:: Required work ::
Keep only the lines that hold the string "this", filtering out the rest of the entries below.

:: Data supplied ::
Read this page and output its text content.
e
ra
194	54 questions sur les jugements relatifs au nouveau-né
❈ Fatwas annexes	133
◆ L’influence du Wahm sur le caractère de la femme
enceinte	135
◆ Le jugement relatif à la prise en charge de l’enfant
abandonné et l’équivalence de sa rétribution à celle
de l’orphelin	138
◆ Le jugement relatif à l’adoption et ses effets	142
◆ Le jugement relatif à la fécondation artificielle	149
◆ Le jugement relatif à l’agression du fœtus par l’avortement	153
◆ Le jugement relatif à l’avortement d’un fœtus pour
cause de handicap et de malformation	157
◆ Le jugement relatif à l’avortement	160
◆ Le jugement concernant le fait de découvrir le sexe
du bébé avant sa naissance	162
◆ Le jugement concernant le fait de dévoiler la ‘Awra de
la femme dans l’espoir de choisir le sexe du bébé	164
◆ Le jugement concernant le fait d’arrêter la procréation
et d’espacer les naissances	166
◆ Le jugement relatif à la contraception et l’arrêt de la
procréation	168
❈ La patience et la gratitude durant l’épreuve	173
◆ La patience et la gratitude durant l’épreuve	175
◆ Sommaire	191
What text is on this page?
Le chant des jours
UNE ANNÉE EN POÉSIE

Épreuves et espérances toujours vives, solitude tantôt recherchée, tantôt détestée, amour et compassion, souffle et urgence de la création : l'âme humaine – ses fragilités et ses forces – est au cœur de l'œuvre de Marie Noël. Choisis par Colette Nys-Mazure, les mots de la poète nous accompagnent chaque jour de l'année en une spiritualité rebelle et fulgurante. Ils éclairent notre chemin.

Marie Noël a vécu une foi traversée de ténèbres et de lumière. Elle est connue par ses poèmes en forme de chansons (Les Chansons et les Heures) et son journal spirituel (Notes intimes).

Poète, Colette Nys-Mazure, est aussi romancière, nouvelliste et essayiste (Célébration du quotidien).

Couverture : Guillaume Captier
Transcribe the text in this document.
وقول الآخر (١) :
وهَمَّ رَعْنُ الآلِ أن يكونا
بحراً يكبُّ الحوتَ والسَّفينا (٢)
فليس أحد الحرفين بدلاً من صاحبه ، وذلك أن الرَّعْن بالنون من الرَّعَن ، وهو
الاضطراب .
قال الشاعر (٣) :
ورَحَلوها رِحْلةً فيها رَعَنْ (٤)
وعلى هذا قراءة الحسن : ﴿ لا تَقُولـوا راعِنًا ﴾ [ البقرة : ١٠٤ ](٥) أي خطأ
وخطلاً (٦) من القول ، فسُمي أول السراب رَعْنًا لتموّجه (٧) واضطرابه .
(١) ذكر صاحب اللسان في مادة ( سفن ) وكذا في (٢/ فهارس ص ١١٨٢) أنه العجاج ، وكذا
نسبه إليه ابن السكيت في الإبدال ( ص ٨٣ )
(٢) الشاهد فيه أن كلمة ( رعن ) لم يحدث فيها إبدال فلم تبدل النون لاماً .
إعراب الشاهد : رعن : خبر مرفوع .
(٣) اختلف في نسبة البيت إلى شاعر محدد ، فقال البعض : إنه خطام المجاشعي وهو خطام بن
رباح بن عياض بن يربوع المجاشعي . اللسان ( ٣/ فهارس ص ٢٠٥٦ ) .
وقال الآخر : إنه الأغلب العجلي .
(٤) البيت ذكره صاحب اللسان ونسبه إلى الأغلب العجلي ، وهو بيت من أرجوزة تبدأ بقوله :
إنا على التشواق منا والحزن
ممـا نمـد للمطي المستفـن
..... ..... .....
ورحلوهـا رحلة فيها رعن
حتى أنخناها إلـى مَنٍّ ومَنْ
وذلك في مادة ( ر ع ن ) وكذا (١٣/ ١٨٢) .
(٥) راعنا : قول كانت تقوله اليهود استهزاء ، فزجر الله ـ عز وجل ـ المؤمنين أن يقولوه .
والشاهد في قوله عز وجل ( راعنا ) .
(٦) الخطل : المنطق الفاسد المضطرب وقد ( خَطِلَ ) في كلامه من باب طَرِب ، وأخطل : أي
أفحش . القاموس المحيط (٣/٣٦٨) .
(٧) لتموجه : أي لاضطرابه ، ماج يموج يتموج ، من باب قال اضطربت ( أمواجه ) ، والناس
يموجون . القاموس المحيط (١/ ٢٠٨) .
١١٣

:: Full output ::
Read this page and output its text content.
What text is on this page?
Transcribe the text in this document.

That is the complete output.